§ **EXERCISE AIM**: Copy the records that follow exactly as written, but not their pictures.

§ **SOURCE MATERIAL**:
---

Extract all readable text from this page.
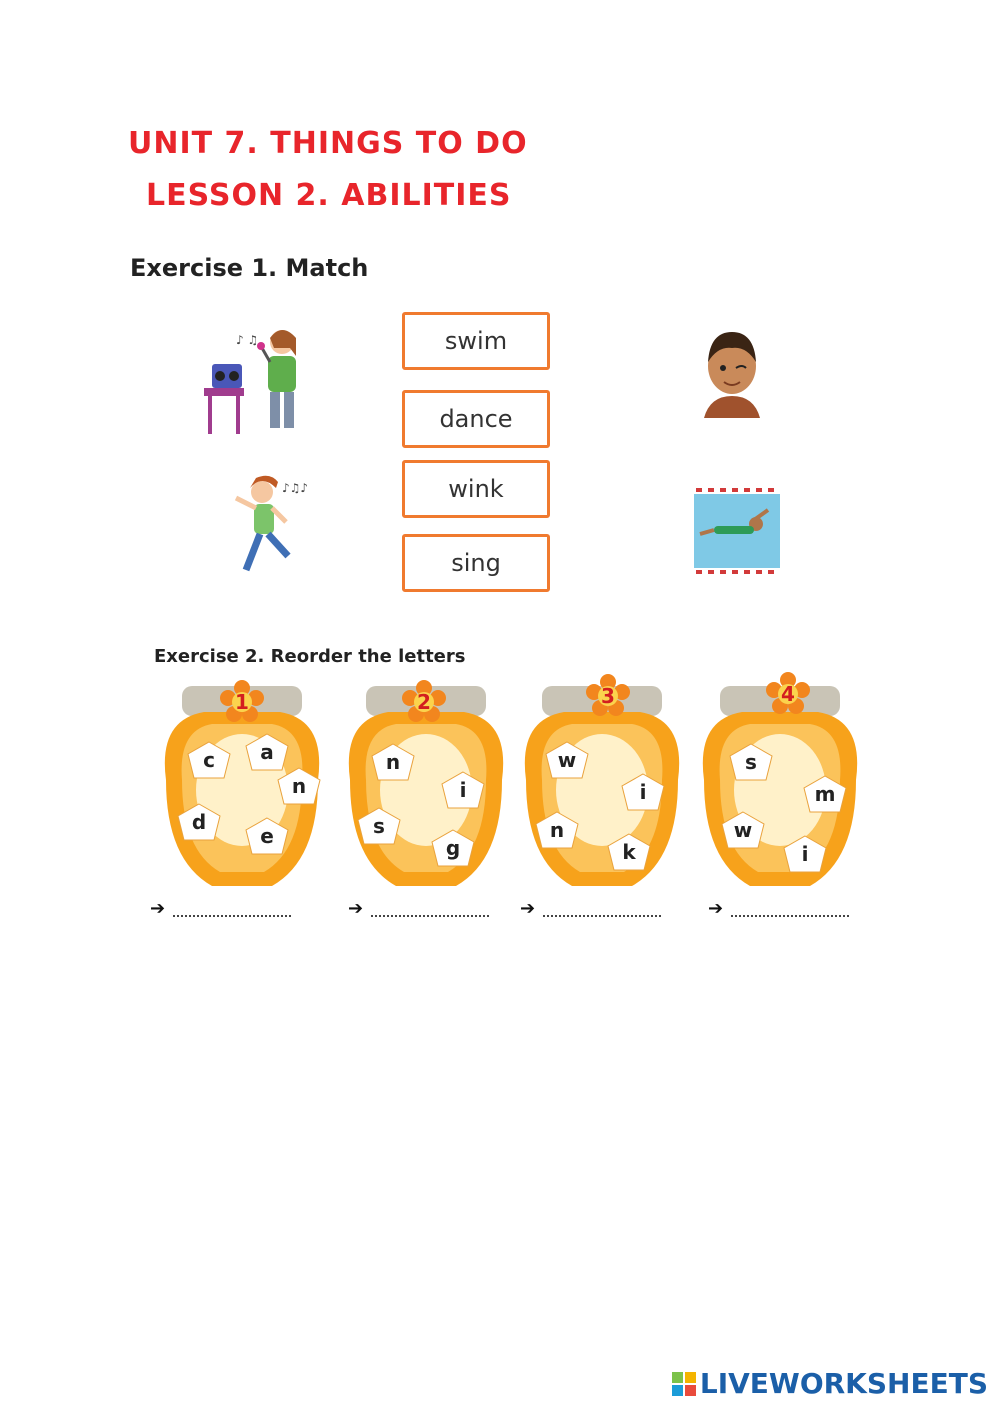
UNIT 7. THINGS TO DO
LESSON 2. ABILITIES
Exercise 1. Match
♪ ♫
♪♫♪
swim
dance
wink
sing
Exercise 2. Reorder the letters
1
c a
n
d
e
2
n
i
s
g
3
w
i
n
k
4
s
m
w
i
➔	➔	➔	➔
LIVEWORKSHEETS
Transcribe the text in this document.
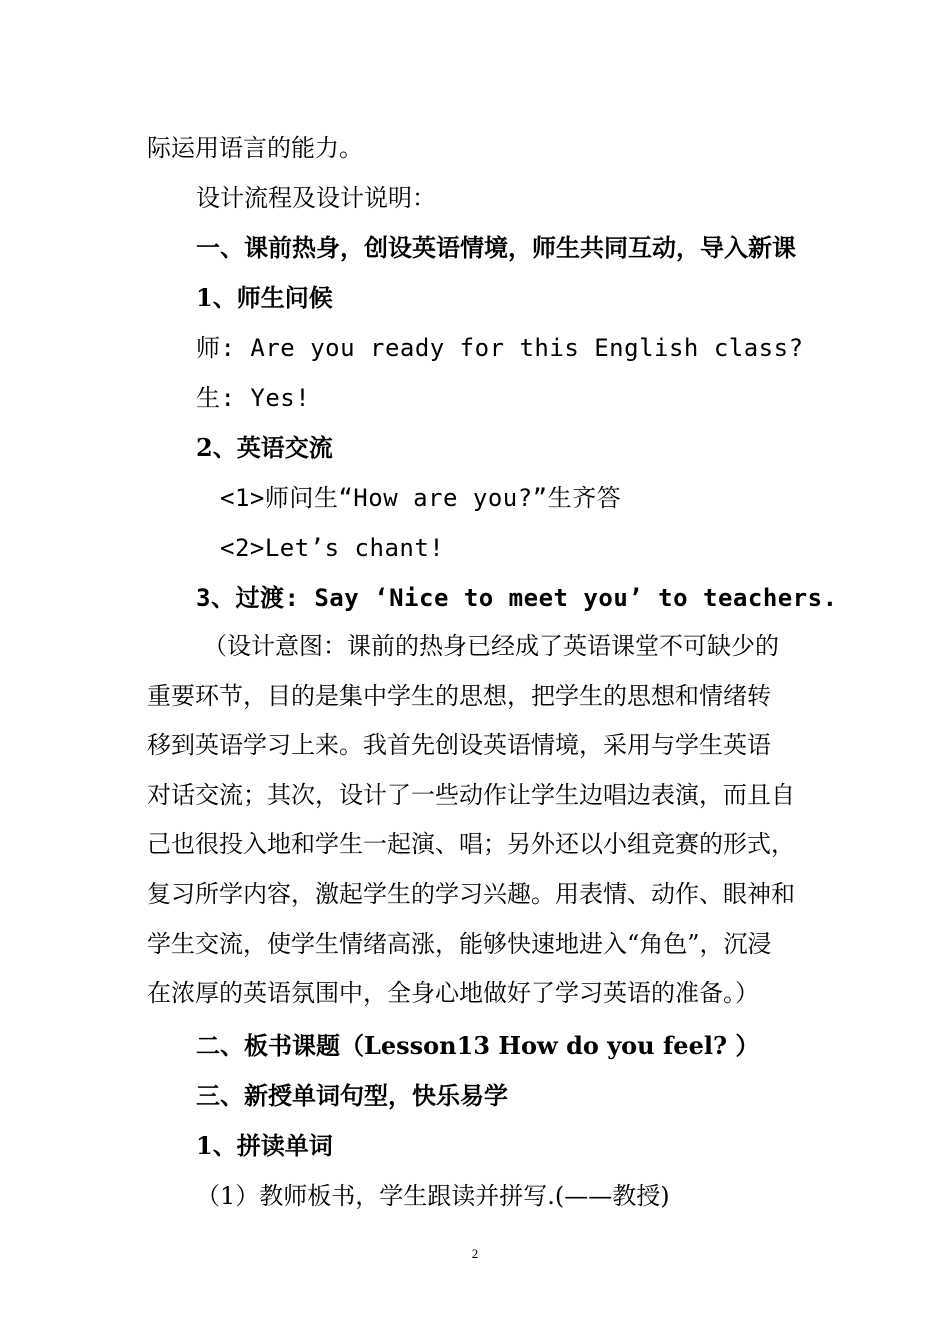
际运用语言的能力。
设计流程及设计说明：
一、课前热身，创设英语情境，师生共同互动，导入新课
1、师生问候
师: Are you ready for this English class?
生: Yes!
2、英语交流
<1>师问生“How are you?”生齐答
<2>Let’s chant!
3、过渡: Say ‘Nice to meet you’ to teachers.
（设计意图：课前的热身已经成了英语课堂不可缺少的
重要环节，目的是集中学生的思想，把学生的思想和情绪转
移到英语学习上来。我首先创设英语情境，采用与学生英语
对话交流；其次，设计了一些动作让学生边唱边表演，而且自
己也很投入地和学生一起演、唱；另外还以小组竞赛的形式，
复习所学内容，激起学生的学习兴趣。用表情、动作、眼神和
学生交流，使学生情绪高涨，能够快速地进入“角色”，沉浸
在浓厚的英语氛围中，全身心地做好了学习英语的准备。）
二、板书课题（Lesson13 How do you feel? ）
三、新授单词句型，快乐易学
1、拼读单词
（1）教师板书，学生跟读并拼写.(——教授)
2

---

§ **THE SOLUTION**:
Extract all readable text from this page.
UNIT 7. THINGS TO DO
LESSON 2. ABILITIES
Exercise 1. Match
♪ ♫
♪♫♪
swim
dance
wink
sing
Exercise 2. Reorder the letters
1
c a
n
d
e
2
n
i
s
g
3
w
i
n
k
4
s
m
w
i
➔	➔	➔	➔
LIVEWORKSHEETS
Transcribe the text in this document.
际运用语言的能力。
设计流程及设计说明：
一、课前热身，创设英语情境，师生共同互动，导入新课
1、师生问候
师: Are you ready for this English class?
生: Yes!
2、英语交流
<1>师问生“How are you?”生齐答
<2>Let’s chant!
3、过渡: Say ‘Nice to meet you’ to teachers.
（设计意图：课前的热身已经成了英语课堂不可缺少的
重要环节，目的是集中学生的思想，把学生的思想和情绪转
移到英语学习上来。我首先创设英语情境，采用与学生英语
对话交流；其次，设计了一些动作让学生边唱边表演，而且自
己也很投入地和学生一起演、唱；另外还以小组竞赛的形式，
复习所学内容，激起学生的学习兴趣。用表情、动作、眼神和
学生交流，使学生情绪高涨，能够快速地进入“角色”，沉浸
在浓厚的英语氛围中，全身心地做好了学习英语的准备。）
二、板书课题（Lesson13 How do you feel? ）
三、新授单词句型，快乐易学
1、拼读单词
（1）教师板书，学生跟读并拼写.(——教授)
2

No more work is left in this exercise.